▶ _The exercise_
Edit the rows below by replacing every "table-cell" with "table-entry" and leaving everything else unchanged. Leave the picture out of your answer.

►

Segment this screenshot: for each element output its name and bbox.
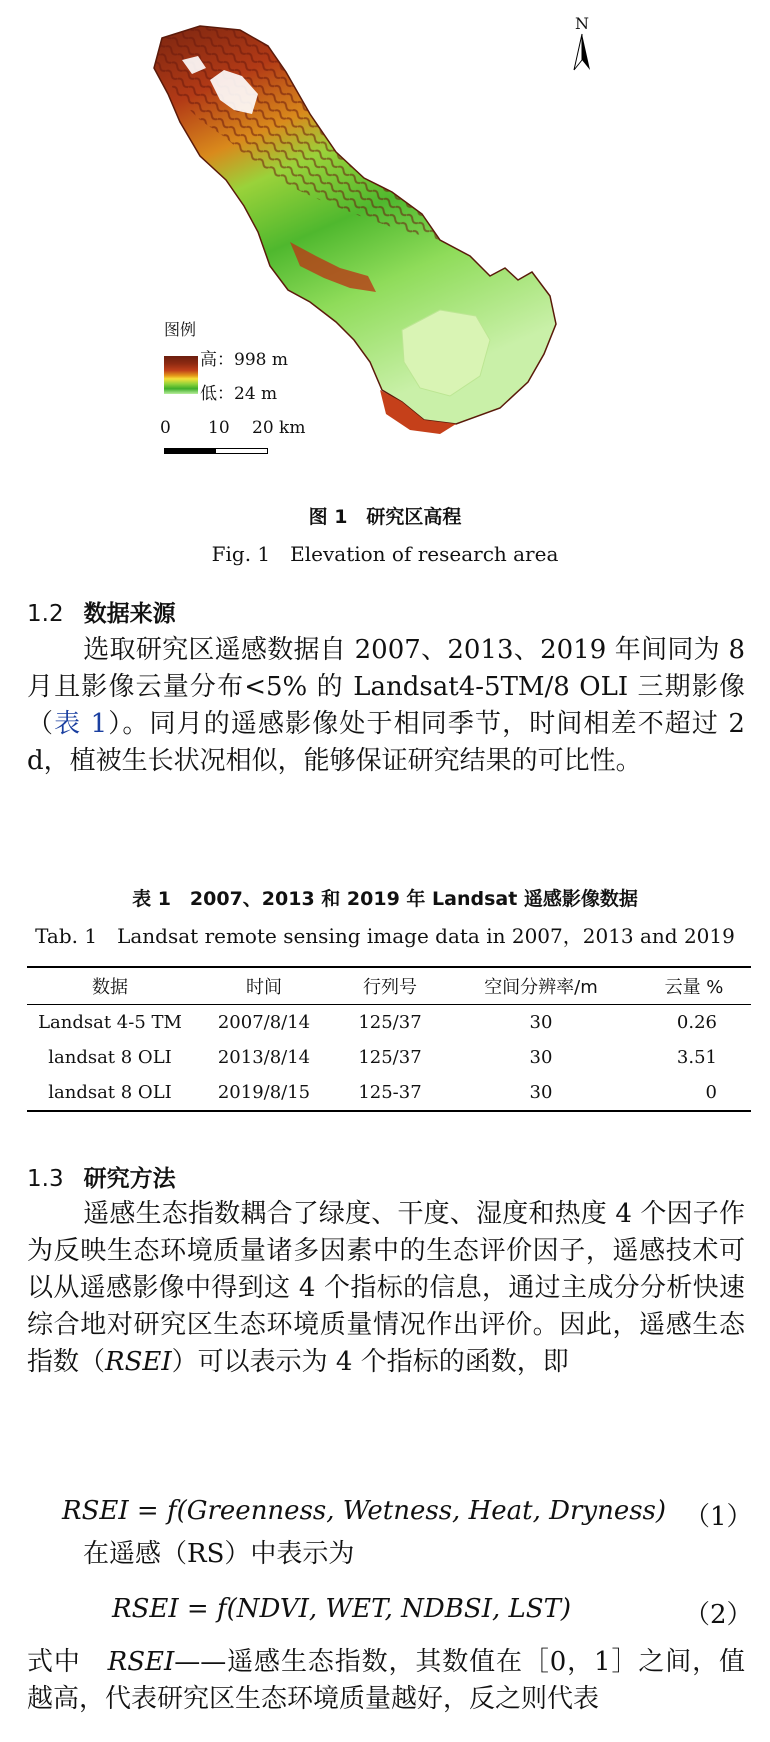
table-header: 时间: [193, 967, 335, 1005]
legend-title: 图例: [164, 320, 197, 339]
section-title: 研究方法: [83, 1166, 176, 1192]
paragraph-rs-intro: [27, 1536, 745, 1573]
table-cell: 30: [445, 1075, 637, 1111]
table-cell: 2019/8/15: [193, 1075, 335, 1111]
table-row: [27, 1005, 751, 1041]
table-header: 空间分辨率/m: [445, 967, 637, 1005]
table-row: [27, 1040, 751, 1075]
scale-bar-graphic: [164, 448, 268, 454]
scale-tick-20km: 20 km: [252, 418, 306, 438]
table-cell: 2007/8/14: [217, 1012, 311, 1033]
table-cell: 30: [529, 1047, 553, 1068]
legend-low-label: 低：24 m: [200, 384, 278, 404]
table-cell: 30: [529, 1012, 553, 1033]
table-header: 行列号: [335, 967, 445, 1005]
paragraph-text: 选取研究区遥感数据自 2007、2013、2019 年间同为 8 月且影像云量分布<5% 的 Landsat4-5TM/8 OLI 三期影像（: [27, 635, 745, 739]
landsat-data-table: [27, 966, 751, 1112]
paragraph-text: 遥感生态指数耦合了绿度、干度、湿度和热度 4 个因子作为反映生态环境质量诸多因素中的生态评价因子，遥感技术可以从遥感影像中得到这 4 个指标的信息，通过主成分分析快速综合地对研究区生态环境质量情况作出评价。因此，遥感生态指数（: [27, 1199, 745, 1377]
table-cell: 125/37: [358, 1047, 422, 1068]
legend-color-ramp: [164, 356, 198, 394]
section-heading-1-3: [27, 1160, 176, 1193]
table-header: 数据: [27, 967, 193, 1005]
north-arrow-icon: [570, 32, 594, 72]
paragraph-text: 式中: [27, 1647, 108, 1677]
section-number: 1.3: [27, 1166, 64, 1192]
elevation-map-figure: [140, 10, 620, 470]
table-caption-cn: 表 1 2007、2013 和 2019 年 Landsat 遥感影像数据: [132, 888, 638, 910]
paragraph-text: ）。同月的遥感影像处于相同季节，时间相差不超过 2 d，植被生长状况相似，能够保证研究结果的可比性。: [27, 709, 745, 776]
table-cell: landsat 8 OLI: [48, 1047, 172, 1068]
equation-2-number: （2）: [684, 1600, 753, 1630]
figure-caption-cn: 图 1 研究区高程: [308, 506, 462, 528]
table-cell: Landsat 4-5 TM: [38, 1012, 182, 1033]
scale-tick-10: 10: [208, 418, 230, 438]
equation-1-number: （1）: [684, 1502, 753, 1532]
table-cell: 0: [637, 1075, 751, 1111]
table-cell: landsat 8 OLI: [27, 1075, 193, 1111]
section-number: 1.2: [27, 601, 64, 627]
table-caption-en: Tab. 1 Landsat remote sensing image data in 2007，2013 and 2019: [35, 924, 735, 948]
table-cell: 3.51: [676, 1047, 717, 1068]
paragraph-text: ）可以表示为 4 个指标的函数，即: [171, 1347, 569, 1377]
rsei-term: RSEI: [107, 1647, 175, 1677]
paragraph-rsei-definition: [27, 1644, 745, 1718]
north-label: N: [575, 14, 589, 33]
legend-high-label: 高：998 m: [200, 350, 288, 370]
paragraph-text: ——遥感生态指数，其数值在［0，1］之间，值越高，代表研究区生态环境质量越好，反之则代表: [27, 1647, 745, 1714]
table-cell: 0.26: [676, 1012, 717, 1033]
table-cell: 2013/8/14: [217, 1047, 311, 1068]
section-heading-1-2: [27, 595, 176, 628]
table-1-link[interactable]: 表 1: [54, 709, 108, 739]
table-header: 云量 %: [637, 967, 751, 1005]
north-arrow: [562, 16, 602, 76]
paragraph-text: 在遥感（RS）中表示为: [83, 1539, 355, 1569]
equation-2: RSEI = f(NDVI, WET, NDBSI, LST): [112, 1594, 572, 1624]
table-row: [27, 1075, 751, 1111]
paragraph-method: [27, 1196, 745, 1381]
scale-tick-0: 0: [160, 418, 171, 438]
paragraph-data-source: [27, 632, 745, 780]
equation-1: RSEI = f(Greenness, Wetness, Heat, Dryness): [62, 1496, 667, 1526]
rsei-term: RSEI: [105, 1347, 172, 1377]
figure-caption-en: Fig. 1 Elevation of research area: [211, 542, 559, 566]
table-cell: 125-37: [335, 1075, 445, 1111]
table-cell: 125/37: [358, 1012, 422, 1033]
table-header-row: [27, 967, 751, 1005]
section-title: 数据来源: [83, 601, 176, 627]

◄

▶ _Answer to this exercise_
Segment this screenshot: for each element output its name and bbox.
table-header: 时间: [193, 967, 335, 1005]
legend-title: 图例: [164, 320, 197, 339]
section-title: 研究方法: [83, 1166, 176, 1192]
paragraph-rs-intro: [27, 1536, 745, 1573]
table-entry: 30: [445, 1075, 637, 1111]
table-entry: 2019/8/15: [193, 1075, 335, 1111]
table-row: [27, 1005, 751, 1041]
table-header: 空间分辨率/m: [445, 967, 637, 1005]
table-row: [27, 1040, 751, 1075]
scale-bar-graphic: [164, 448, 268, 454]
scale-tick-20km: 20 km: [252, 418, 306, 438]
table-entry: 2007/8/14: [217, 1012, 311, 1033]
table-entry: 30: [529, 1047, 553, 1068]
legend-low-label: 低：24 m: [200, 384, 278, 404]
table-entry: 30: [529, 1012, 553, 1033]
table-header: 行列号: [335, 967, 445, 1005]
paragraph-text: 选取研究区遥感数据自 2007、2013、2019 年间同为 8 月且影像云量分布<5% 的 Landsat4-5TM/8 OLI 三期影像（: [27, 635, 745, 739]
landsat-data-table: [27, 966, 751, 1112]
paragraph-text: 遥感生态指数耦合了绿度、干度、湿度和热度 4 个因子作为反映生态环境质量诸多因素中的生态评价因子，遥感技术可以从遥感影像中得到这 4 个指标的信息，通过主成分分析快速综合地对研究区生态环境质量情况作出评价。因此，遥感生态指数（: [27, 1199, 745, 1377]
table-entry: 125/37: [358, 1047, 422, 1068]
legend-color-ramp: [164, 356, 198, 394]
section-heading-1-3: [27, 1160, 176, 1193]
table-header: 数据: [27, 967, 193, 1005]
north-arrow-icon: [570, 32, 594, 72]
paragraph-text: 式中: [27, 1647, 108, 1677]
section-number: 1.3: [27, 1166, 64, 1192]
elevation-map-figure: [140, 10, 620, 470]
table-caption-cn: 表 1 2007、2013 和 2019 年 Landsat 遥感影像数据: [132, 888, 638, 910]
paragraph-text: ）。同月的遥感影像处于相同季节，时间相差不超过 2 d，植被生长状况相似，能够保证研究结果的可比性。: [27, 709, 745, 776]
table-entry: landsat 8 OLI: [48, 1047, 172, 1068]
equation-2-number: （2）: [684, 1600, 753, 1630]
figure-caption-cn: 图 1 研究区高程: [308, 506, 462, 528]
table-entry: Landsat 4-5 TM: [38, 1012, 182, 1033]
scale-tick-10: 10: [208, 418, 230, 438]
equation-1-number: （1）: [684, 1502, 753, 1532]
table-entry: 0: [637, 1075, 751, 1111]
table-entry: landsat 8 OLI: [27, 1075, 193, 1111]
section-number: 1.2: [27, 601, 64, 627]
table-caption-en: Tab. 1 Landsat remote sensing image data in 2007，2013 and 2019: [35, 924, 735, 948]
table-entry: 3.51: [676, 1047, 717, 1068]
paragraph-text: ）可以表示为 4 个指标的函数，即: [171, 1347, 569, 1377]
rsei-term: RSEI: [107, 1647, 175, 1677]
paragraph-rsei-definition: [27, 1644, 745, 1718]
north-label: N: [575, 14, 589, 33]
legend-high-label: 高：998 m: [200, 350, 288, 370]
paragraph-text: ——遥感生态指数，其数值在［0，1］之间，值越高，代表研究区生态环境质量越好，反之则代表: [27, 1647, 745, 1714]
table-entry: 0.26: [676, 1012, 717, 1033]
table-entry: 2013/8/14: [217, 1047, 311, 1068]
section-heading-1-2: [27, 595, 176, 628]
table-1-link[interactable]: 表 1: [54, 709, 108, 739]
table-header: 云量 %: [637, 967, 751, 1005]
north-arrow: [562, 16, 602, 76]
paragraph-text: 在遥感（RS）中表示为: [83, 1539, 355, 1569]
equation-2: RSEI = f(NDVI, WET, NDBSI, LST): [112, 1594, 572, 1624]
table-row: [27, 1075, 751, 1111]
paragraph-method: [27, 1196, 745, 1381]
scale-tick-0: 0: [160, 418, 171, 438]
paragraph-data-source: [27, 632, 745, 780]
equation-1: RSEI = f(Greenness, Wetness, Heat, Dryness): [62, 1496, 667, 1526]
rsei-term: RSEI: [105, 1347, 172, 1377]
figure-caption-en: Fig. 1 Elevation of research area: [211, 542, 559, 566]
table-entry: 125-37: [335, 1075, 445, 1111]
table-entry: 125/37: [358, 1012, 422, 1033]
table-header-row: [27, 967, 751, 1005]
section-title: 数据来源: [83, 601, 176, 627]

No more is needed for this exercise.